-- Written task --
Scan the records for the word "this". Copy each line that includes it.

-- Records supplied --
========================

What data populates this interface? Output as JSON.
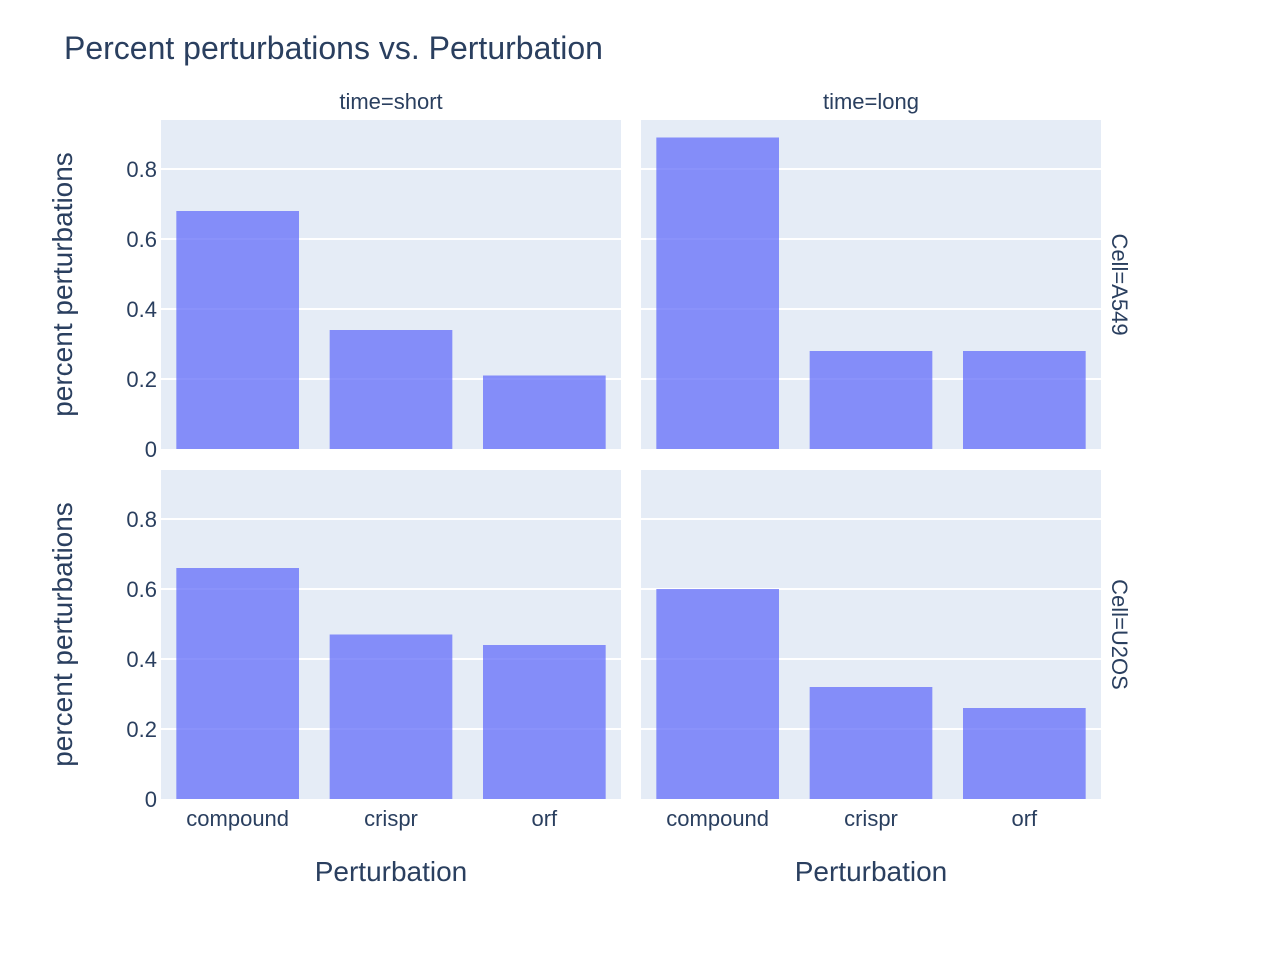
{
  "chart_data": {
    "type": "bar",
    "title": "Percent perturbations vs. Perturbation",
    "xlabel": "Perturbation",
    "ylabel": "percent perturbations",
    "categories": [
      "compound",
      "crispr",
      "orf"
    ],
    "ylim": [
      0,
      0.94
    ],
    "yticks": [
      0,
      0.2,
      0.4,
      0.6,
      0.8
    ],
    "ytick_labels": [
      "0",
      "0.2",
      "0.4",
      "0.6",
      "0.8"
    ],
    "grid": true,
    "colors": {
      "bar": "#636efa",
      "panel_bg": "#e5ecf6",
      "grid": "#ffffff",
      "text": "#2a3f5f"
    },
    "col_facets": [
      "time=short",
      "time=long"
    ],
    "row_facets": [
      "Cell=A549",
      "Cell=U2OS"
    ],
    "panels": [
      {
        "row": "Cell=A549",
        "col": "time=short",
        "values": [
          0.68,
          0.34,
          0.21
        ]
      },
      {
        "row": "Cell=A549",
        "col": "time=long",
        "values": [
          0.89,
          0.28,
          0.28
        ]
      },
      {
        "row": "Cell=U2OS",
        "col": "time=short",
        "values": [
          0.66,
          0.47,
          0.44
        ]
      },
      {
        "row": "Cell=U2OS",
        "col": "time=long",
        "values": [
          0.6,
          0.32,
          0.26
        ]
      }
    ]
  }
}
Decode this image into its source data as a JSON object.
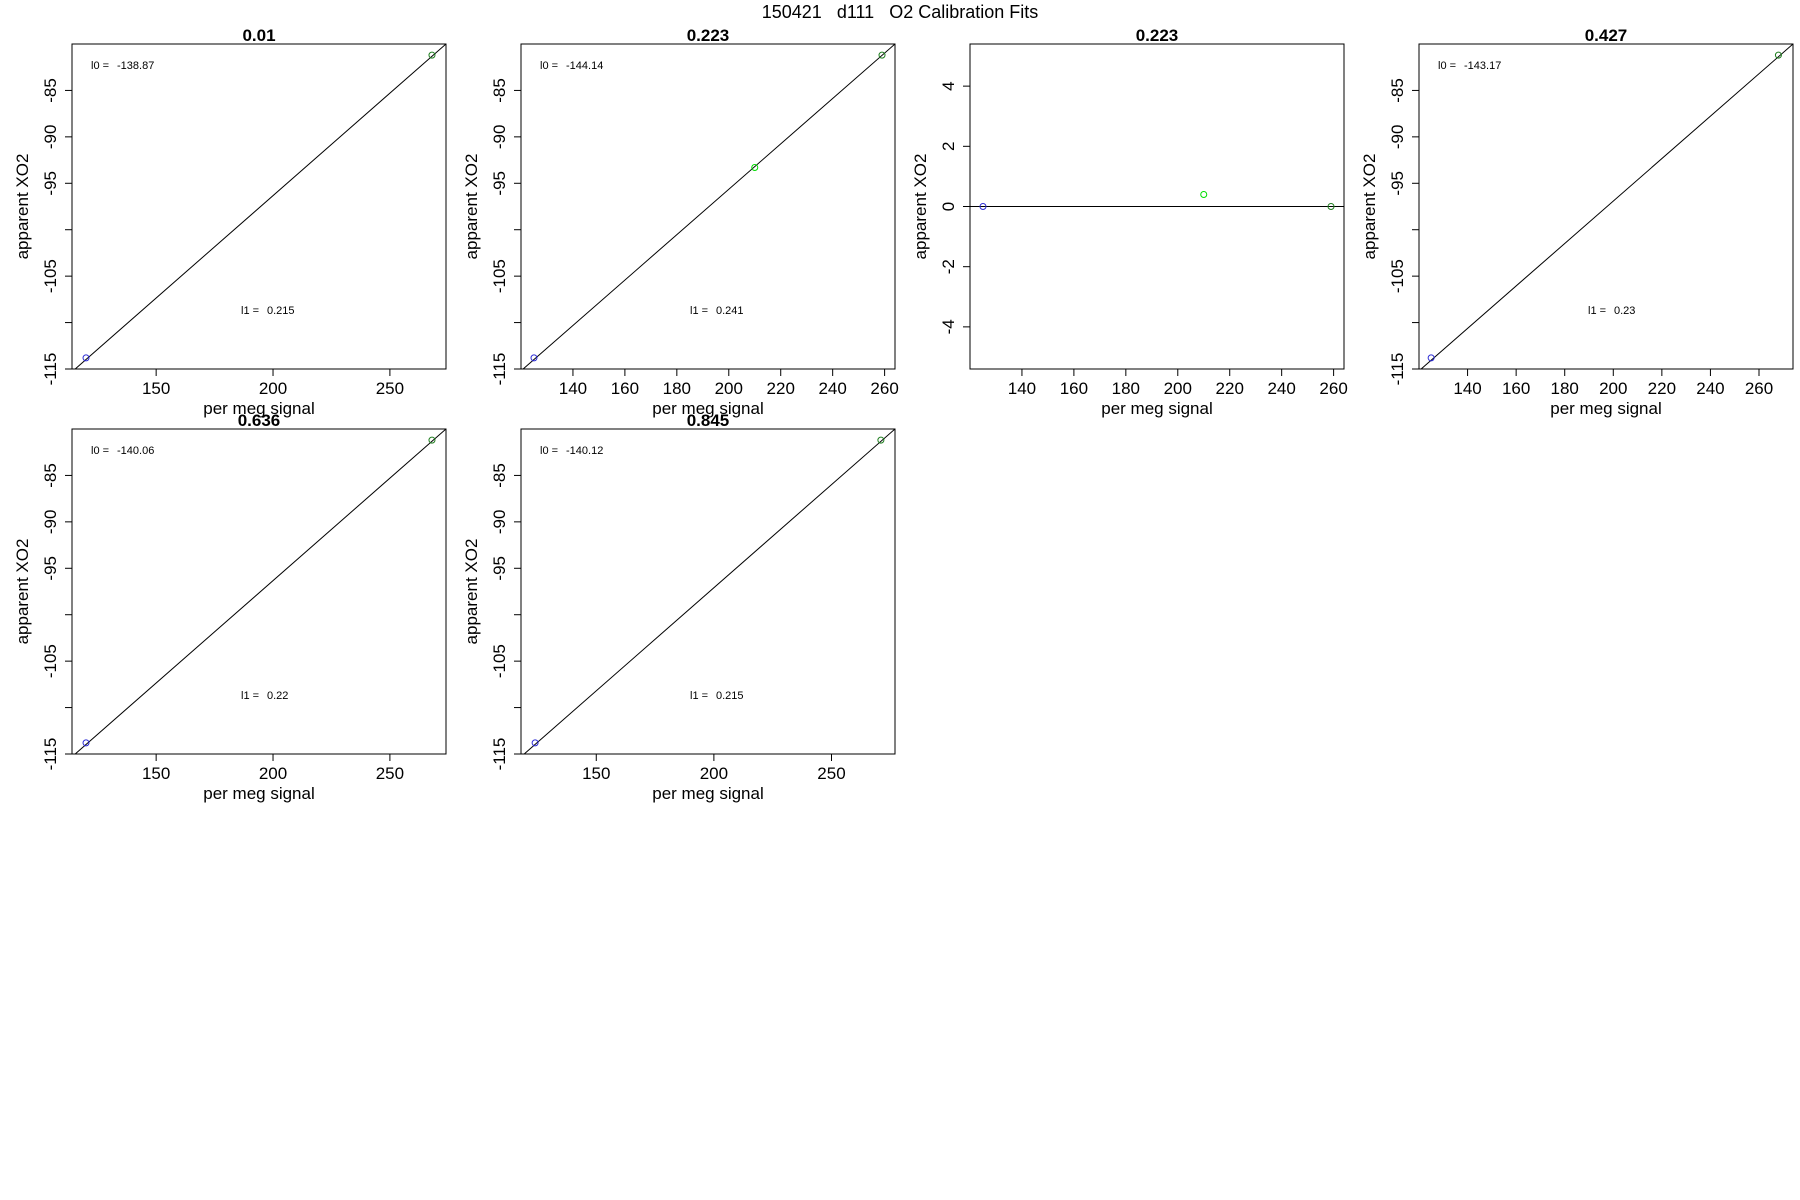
{
  "page_title": "150421   d111   O2 Calibration Fits",
  "chart_data": [
    {
      "type": "scatter",
      "title": "0.01",
      "xlabel": "per meg signal",
      "ylabel": "apparent XO2",
      "xlim": [
        114,
        274
      ],
      "ylim": [
        -115,
        -80
      ],
      "xticks": [
        150,
        200,
        250
      ],
      "yticks": [
        -115,
        -110,
        -105,
        -100,
        -95,
        -90,
        -85
      ],
      "ytick_labels": [
        "-115",
        "",
        "-105",
        "",
        "-95",
        "-90",
        "-85"
      ],
      "points": [
        {
          "x": 120,
          "y": -113.8,
          "color": "#2b2bd4"
        },
        {
          "x": 268,
          "y": -81.2,
          "color": "#1e7d1e"
        }
      ],
      "fit_line": {
        "x": [
          114,
          274
        ],
        "y": [
          -115.3,
          -80.0
        ]
      },
      "annotations": {
        "l0_label": "l0 =",
        "l0_value": "-138.87",
        "l1_label": "l1 =",
        "l1_value": "0.215"
      }
    },
    {
      "type": "scatter",
      "title": "0.223",
      "xlabel": "per meg signal",
      "ylabel": "apparent XO2",
      "xlim": [
        120,
        264
      ],
      "ylim": [
        -115,
        -80
      ],
      "xticks": [
        140,
        160,
        180,
        200,
        220,
        240,
        260
      ],
      "yticks": [
        -115,
        -110,
        -105,
        -100,
        -95,
        -90,
        -85
      ],
      "ytick_labels": [
        "-115",
        "",
        "-105",
        "",
        "-95",
        "-90",
        "-85"
      ],
      "points": [
        {
          "x": 125,
          "y": -113.8,
          "color": "#2b2bd4"
        },
        {
          "x": 210,
          "y": -93.3,
          "color": "#00dd00"
        },
        {
          "x": 259,
          "y": -81.2,
          "color": "#1e7d1e"
        }
      ],
      "fit_line": {
        "x": [
          120,
          264
        ],
        "y": [
          -115.2,
          -80.0
        ]
      },
      "annotations": {
        "l0_label": "l0 =",
        "l0_value": "-144.14",
        "l1_label": "l1 =",
        "l1_value": "0.241"
      }
    },
    {
      "type": "scatter",
      "title": "0.223",
      "xlabel": "per meg signal",
      "ylabel": "apparent XO2",
      "xlim": [
        120,
        264
      ],
      "ylim": [
        -5.4,
        5.4
      ],
      "xticks": [
        140,
        160,
        180,
        200,
        220,
        240,
        260
      ],
      "yticks": [
        -4,
        -2,
        0,
        2,
        4
      ],
      "ytick_labels": [
        "-4",
        "-2",
        "0",
        "2",
        "4"
      ],
      "points": [
        {
          "x": 125,
          "y": 0.0,
          "color": "#2b2bd4"
        },
        {
          "x": 210,
          "y": 0.4,
          "color": "#00dd00"
        },
        {
          "x": 259,
          "y": 0.0,
          "color": "#1e7d1e"
        }
      ],
      "fit_line": {
        "x": [
          120,
          264
        ],
        "y": [
          0,
          0
        ]
      },
      "annotations": {}
    },
    {
      "type": "scatter",
      "title": "0.427",
      "xlabel": "per meg signal",
      "ylabel": "apparent XO2",
      "xlim": [
        120,
        274
      ],
      "ylim": [
        -115,
        -80
      ],
      "xticks": [
        140,
        160,
        180,
        200,
        220,
        240,
        260
      ],
      "yticks": [
        -115,
        -110,
        -105,
        -100,
        -95,
        -90,
        -85
      ],
      "ytick_labels": [
        "-115",
        "",
        "-105",
        "",
        "-95",
        "-90",
        "-85"
      ],
      "points": [
        {
          "x": 125,
          "y": -113.8,
          "color": "#2b2bd4"
        },
        {
          "x": 268,
          "y": -81.2,
          "color": "#1e7d1e"
        }
      ],
      "fit_line": {
        "x": [
          120,
          274
        ],
        "y": [
          -115.2,
          -80.0
        ]
      },
      "annotations": {
        "l0_label": "l0 =",
        "l0_value": "-143.17",
        "l1_label": "l1 =",
        "l1_value": "0.23"
      }
    },
    {
      "type": "scatter",
      "title": "0.636",
      "xlabel": "per meg signal",
      "ylabel": "apparent XO2",
      "xlim": [
        114,
        274
      ],
      "ylim": [
        -115,
        -80
      ],
      "xticks": [
        150,
        200,
        250
      ],
      "yticks": [
        -115,
        -110,
        -105,
        -100,
        -95,
        -90,
        -85
      ],
      "ytick_labels": [
        "-115",
        "",
        "-105",
        "",
        "-95",
        "-90",
        "-85"
      ],
      "points": [
        {
          "x": 120,
          "y": -113.8,
          "color": "#2b2bd4"
        },
        {
          "x": 268,
          "y": -81.2,
          "color": "#1e7d1e"
        }
      ],
      "fit_line": {
        "x": [
          114,
          274
        ],
        "y": [
          -115.3,
          -80.0
        ]
      },
      "annotations": {
        "l0_label": "l0 =",
        "l0_value": "-140.06",
        "l1_label": "l1 =",
        "l1_value": "0.22"
      }
    },
    {
      "type": "scatter",
      "title": "0.845",
      "xlabel": "per meg signal",
      "ylabel": "apparent XO2",
      "xlim": [
        118,
        277
      ],
      "ylim": [
        -115,
        -80
      ],
      "xticks": [
        150,
        200,
        250
      ],
      "yticks": [
        -115,
        -110,
        -105,
        -100,
        -95,
        -90,
        -85
      ],
      "ytick_labels": [
        "-115",
        "",
        "-105",
        "",
        "-95",
        "-90",
        "-85"
      ],
      "points": [
        {
          "x": 124,
          "y": -113.8,
          "color": "#2b2bd4"
        },
        {
          "x": 271,
          "y": -81.2,
          "color": "#1e7d1e"
        }
      ],
      "fit_line": {
        "x": [
          118,
          277
        ],
        "y": [
          -115.3,
          -80.0
        ]
      },
      "annotations": {
        "l0_label": "l0 =",
        "l0_value": "-140.12",
        "l1_label": "l1 =",
        "l1_value": "0.215"
      }
    }
  ]
}
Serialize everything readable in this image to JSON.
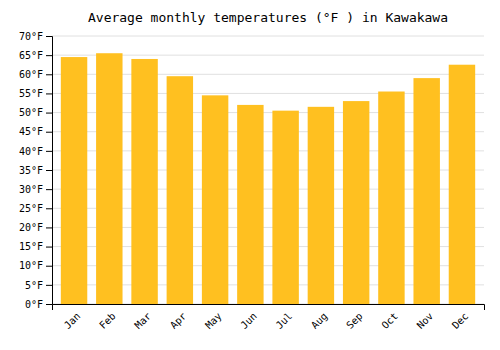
{
  "chart_data": {
    "type": "bar",
    "title": "Average monthly temperatures (°F ) in Kawakawa",
    "categories": [
      "Jan",
      "Feb",
      "Mar",
      "Apr",
      "May",
      "Jun",
      "Jul",
      "Aug",
      "Sep",
      "Oct",
      "Nov",
      "Dec"
    ],
    "values": [
      64.5,
      65.5,
      64.0,
      59.5,
      54.5,
      52.0,
      50.5,
      51.5,
      53.0,
      55.5,
      59.0,
      62.5
    ],
    "color": "#FFC020",
    "ylim": [
      0,
      70
    ],
    "yticks": [
      {
        "value": 0,
        "label": "0°F"
      },
      {
        "value": 5,
        "label": "5°F"
      },
      {
        "value": 10,
        "label": "10°F"
      },
      {
        "value": 15,
        "label": "15°F"
      },
      {
        "value": 20,
        "label": "20°F"
      },
      {
        "value": 25,
        "label": "25°F"
      },
      {
        "value": 30,
        "label": "30°F"
      },
      {
        "value": 35,
        "label": "35°F"
      },
      {
        "value": 40,
        "label": "40°F"
      },
      {
        "value": 45,
        "label": "45°F"
      },
      {
        "value": 50,
        "label": "50°F"
      },
      {
        "value": 55,
        "label": "55°F"
      },
      {
        "value": 60,
        "label": "60°F"
      },
      {
        "value": 65,
        "label": "65°F"
      },
      {
        "value": 70,
        "label": "70°F"
      }
    ],
    "grid": true
  }
}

========================

-- Full output --
What data populates this interface? Output as JSON.
Decode this image into its source data as a JSON object.
Serialize everything readable in this image to JSON.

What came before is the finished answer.